=== Supplied material ===

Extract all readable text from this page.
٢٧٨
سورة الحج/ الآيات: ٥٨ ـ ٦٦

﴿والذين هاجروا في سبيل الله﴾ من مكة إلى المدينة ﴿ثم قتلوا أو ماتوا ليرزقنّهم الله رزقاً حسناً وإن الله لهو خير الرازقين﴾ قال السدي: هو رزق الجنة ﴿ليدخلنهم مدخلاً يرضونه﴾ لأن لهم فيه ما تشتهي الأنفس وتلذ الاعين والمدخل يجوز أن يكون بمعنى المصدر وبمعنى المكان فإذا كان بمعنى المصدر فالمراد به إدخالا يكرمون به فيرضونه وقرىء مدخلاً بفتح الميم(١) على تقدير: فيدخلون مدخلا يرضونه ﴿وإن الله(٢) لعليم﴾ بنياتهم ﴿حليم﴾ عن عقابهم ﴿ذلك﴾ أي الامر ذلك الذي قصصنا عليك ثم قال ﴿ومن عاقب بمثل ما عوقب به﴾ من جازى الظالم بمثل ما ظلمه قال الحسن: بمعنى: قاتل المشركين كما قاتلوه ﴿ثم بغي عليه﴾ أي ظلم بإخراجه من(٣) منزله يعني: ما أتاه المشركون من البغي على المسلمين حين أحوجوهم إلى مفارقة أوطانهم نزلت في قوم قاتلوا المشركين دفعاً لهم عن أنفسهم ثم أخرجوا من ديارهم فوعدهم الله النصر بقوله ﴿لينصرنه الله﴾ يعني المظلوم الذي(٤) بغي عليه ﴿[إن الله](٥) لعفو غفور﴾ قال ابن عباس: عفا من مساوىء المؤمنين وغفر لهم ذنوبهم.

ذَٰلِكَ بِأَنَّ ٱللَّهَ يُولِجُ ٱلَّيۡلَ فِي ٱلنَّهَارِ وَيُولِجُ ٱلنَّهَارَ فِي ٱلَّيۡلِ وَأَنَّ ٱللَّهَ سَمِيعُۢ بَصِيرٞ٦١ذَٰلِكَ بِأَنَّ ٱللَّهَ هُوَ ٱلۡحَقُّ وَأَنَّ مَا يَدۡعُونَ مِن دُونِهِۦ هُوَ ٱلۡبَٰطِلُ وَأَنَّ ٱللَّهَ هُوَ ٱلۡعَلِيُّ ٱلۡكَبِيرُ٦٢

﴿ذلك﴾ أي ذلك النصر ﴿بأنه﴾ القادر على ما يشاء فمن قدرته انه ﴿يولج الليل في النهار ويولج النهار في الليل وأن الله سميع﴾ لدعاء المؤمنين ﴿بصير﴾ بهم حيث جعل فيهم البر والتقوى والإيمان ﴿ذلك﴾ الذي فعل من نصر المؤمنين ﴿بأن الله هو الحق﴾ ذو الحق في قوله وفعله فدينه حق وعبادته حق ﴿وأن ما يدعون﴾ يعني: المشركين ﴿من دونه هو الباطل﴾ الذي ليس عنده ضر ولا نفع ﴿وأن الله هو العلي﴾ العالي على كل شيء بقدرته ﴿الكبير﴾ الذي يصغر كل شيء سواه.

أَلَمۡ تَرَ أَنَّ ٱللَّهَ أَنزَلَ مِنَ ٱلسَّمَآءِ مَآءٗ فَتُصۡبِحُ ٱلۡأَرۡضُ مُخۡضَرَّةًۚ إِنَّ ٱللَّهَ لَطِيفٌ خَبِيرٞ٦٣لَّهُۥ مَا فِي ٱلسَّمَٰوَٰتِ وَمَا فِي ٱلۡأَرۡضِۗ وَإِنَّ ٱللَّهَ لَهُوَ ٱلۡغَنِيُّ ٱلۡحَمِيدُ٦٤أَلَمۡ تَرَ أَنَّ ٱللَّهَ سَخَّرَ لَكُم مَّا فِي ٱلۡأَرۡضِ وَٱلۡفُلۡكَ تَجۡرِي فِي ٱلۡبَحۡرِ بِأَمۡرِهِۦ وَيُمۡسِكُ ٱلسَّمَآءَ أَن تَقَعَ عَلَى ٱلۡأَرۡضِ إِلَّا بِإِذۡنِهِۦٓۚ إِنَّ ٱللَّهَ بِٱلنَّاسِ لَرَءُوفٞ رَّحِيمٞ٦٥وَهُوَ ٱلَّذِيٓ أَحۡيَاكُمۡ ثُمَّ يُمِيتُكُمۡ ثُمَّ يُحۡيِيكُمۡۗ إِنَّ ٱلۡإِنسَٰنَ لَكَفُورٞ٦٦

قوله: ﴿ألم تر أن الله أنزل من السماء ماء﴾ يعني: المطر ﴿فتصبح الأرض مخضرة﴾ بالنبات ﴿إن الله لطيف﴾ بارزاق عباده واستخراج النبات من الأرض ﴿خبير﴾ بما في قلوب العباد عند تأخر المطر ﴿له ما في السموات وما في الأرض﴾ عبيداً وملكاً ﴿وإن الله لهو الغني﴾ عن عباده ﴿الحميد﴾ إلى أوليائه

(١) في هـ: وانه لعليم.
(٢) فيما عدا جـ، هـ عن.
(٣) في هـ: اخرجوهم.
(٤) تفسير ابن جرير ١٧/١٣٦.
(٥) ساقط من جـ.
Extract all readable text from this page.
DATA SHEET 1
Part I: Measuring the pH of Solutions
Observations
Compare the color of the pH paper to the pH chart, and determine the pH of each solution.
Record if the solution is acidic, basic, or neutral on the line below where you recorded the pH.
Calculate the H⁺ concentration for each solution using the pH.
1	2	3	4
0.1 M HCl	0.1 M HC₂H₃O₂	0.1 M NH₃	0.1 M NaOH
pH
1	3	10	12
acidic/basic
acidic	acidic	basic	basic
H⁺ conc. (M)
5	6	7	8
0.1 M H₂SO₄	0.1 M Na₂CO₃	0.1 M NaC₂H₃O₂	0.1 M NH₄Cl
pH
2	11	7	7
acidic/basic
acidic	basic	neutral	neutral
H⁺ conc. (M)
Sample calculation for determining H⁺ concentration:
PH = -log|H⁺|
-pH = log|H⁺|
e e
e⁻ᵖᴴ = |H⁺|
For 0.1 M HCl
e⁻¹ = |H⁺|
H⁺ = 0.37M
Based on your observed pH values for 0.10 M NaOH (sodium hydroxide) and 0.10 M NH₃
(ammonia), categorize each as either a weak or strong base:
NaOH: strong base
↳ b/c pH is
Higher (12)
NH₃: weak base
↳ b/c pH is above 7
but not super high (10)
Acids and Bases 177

=== Directions ===
Each line above must be reproduced exactly as it stands.

=== Solution below ===
Extract all readable text from this page.
٢٧٨
سورة الحج/ الآيات: ٥٨ ـ ٦٦

﴿والذين هاجروا في سبيل الله﴾ من مكة إلى المدينة ﴿ثم قتلوا أو ماتوا ليرزقنّهم الله رزقاً حسناً وإن الله لهو خير الرازقين﴾ قال السدي: هو رزق الجنة ﴿ليدخلنهم مدخلاً يرضونه﴾ لأن لهم فيه ما تشتهي الأنفس وتلذ الاعين والمدخل يجوز أن يكون بمعنى المصدر وبمعنى المكان فإذا كان بمعنى المصدر فالمراد به إدخالا يكرمون به فيرضونه وقرىء مدخلاً بفتح الميم(١) على تقدير: فيدخلون مدخلا يرضونه ﴿وإن الله(٢) لعليم﴾ بنياتهم ﴿حليم﴾ عن عقابهم ﴿ذلك﴾ أي الامر ذلك الذي قصصنا عليك ثم قال ﴿ومن عاقب بمثل ما عوقب به﴾ من جازى الظالم بمثل ما ظلمه قال الحسن: بمعنى: قاتل المشركين كما قاتلوه ﴿ثم بغي عليه﴾ أي ظلم بإخراجه من(٣) منزله يعني: ما أتاه المشركون من البغي على المسلمين حين أحوجوهم إلى مفارقة أوطانهم نزلت في قوم قاتلوا المشركين دفعاً لهم عن أنفسهم ثم أخرجوا من ديارهم فوعدهم الله النصر بقوله ﴿لينصرنه الله﴾ يعني المظلوم الذي(٤) بغي عليه ﴿[إن الله](٥) لعفو غفور﴾ قال ابن عباس: عفا من مساوىء المؤمنين وغفر لهم ذنوبهم.

ذَٰلِكَ بِأَنَّ ٱللَّهَ يُولِجُ ٱلَّيۡلَ فِي ٱلنَّهَارِ وَيُولِجُ ٱلنَّهَارَ فِي ٱلَّيۡلِ وَأَنَّ ٱللَّهَ سَمِيعُۢ بَصِيرٞ٦١ذَٰلِكَ بِأَنَّ ٱللَّهَ هُوَ ٱلۡحَقُّ وَأَنَّ مَا يَدۡعُونَ مِن دُونِهِۦ هُوَ ٱلۡبَٰطِلُ وَأَنَّ ٱللَّهَ هُوَ ٱلۡعَلِيُّ ٱلۡكَبِيرُ٦٢

﴿ذلك﴾ أي ذلك النصر ﴿بأنه﴾ القادر على ما يشاء فمن قدرته انه ﴿يولج الليل في النهار ويولج النهار في الليل وأن الله سميع﴾ لدعاء المؤمنين ﴿بصير﴾ بهم حيث جعل فيهم البر والتقوى والإيمان ﴿ذلك﴾ الذي فعل من نصر المؤمنين ﴿بأن الله هو الحق﴾ ذو الحق في قوله وفعله فدينه حق وعبادته حق ﴿وأن ما يدعون﴾ يعني: المشركين ﴿من دونه هو الباطل﴾ الذي ليس عنده ضر ولا نفع ﴿وأن الله هو العلي﴾ العالي على كل شيء بقدرته ﴿الكبير﴾ الذي يصغر كل شيء سواه.

أَلَمۡ تَرَ أَنَّ ٱللَّهَ أَنزَلَ مِنَ ٱلسَّمَآءِ مَآءٗ فَتُصۡبِحُ ٱلۡأَرۡضُ مُخۡضَرَّةًۚ إِنَّ ٱللَّهَ لَطِيفٌ خَبِيرٞ٦٣لَّهُۥ مَا فِي ٱلسَّمَٰوَٰتِ وَمَا فِي ٱلۡأَرۡضِۗ وَإِنَّ ٱللَّهَ لَهُوَ ٱلۡغَنِيُّ ٱلۡحَمِيدُ٦٤أَلَمۡ تَرَ أَنَّ ٱللَّهَ سَخَّرَ لَكُم مَّا فِي ٱلۡأَرۡضِ وَٱلۡفُلۡكَ تَجۡرِي فِي ٱلۡبَحۡرِ بِأَمۡرِهِۦ وَيُمۡسِكُ ٱلسَّمَآءَ أَن تَقَعَ عَلَى ٱلۡأَرۡضِ إِلَّا بِإِذۡنِهِۦٓۚ إِنَّ ٱللَّهَ بِٱلنَّاسِ لَرَءُوفٞ رَّحِيمٞ٦٥وَهُوَ ٱلَّذِيٓ أَحۡيَاكُمۡ ثُمَّ يُمِيتُكُمۡ ثُمَّ يُحۡيِيكُمۡۗ إِنَّ ٱلۡإِنسَٰنَ لَكَفُورٞ٦٦

قوله: ﴿ألم تر أن الله أنزل من السماء ماء﴾ يعني: المطر ﴿فتصبح الأرض مخضرة﴾ بالنبات ﴿إن الله لطيف﴾ بارزاق عباده واستخراج النبات من الأرض ﴿خبير﴾ بما في قلوب العباد عند تأخر المطر ﴿له ما في السموات وما في الأرض﴾ عبيداً وملكاً ﴿وإن الله لهو الغني﴾ عن عباده ﴿الحميد﴾ إلى أوليائه

(١) في هـ: وانه لعليم.
(٢) فيما عدا جـ، هـ عن.
(٣) في هـ: اخرجوهم.
(٤) تفسير ابن جرير ١٧/١٣٦.
(٥) ساقط من جـ.
Extract all readable text from this page.
DATA SHEET 1
Part I: Measuring the pH of Solutions
Observations
Compare the color of the pH paper to the pH chart, and determine the pH of each solution.
Record if the solution is acidic, basic, or neutral on the line below where you recorded the pH.
Calculate the H⁺ concentration for each solution using the pH.
1	2	3	4
0.1 M HCl	0.1 M HC₂H₃O₂	0.1 M NH₃	0.1 M NaOH
pH
1	3	10	12
acidic/basic
acidic	acidic	basic	basic
H⁺ conc. (M)
5	6	7	8
0.1 M H₂SO₄	0.1 M Na₂CO₃	0.1 M NaC₂H₃O₂	0.1 M NH₄Cl
pH
2	11	7	7
acidic/basic
acidic	basic	neutral	neutral
H⁺ conc. (M)
Sample calculation for determining H⁺ concentration:
PH = -log|H⁺|
-pH = log|H⁺|
e e
e⁻ᵖᴴ = |H⁺|
For 0.1 M HCl
e⁻¹ = |H⁺|
H⁺ = 0.37M
Based on your observed pH values for 0.10 M NaOH (sodium hydroxide) and 0.10 M NH₃
(ammonia), categorize each as either a weak or strong base:
NaOH: strong base
↳ b/c pH is
Higher (12)
NH₃: weak base
↳ b/c pH is above 7
but not super high (10)
Acids and Bases 177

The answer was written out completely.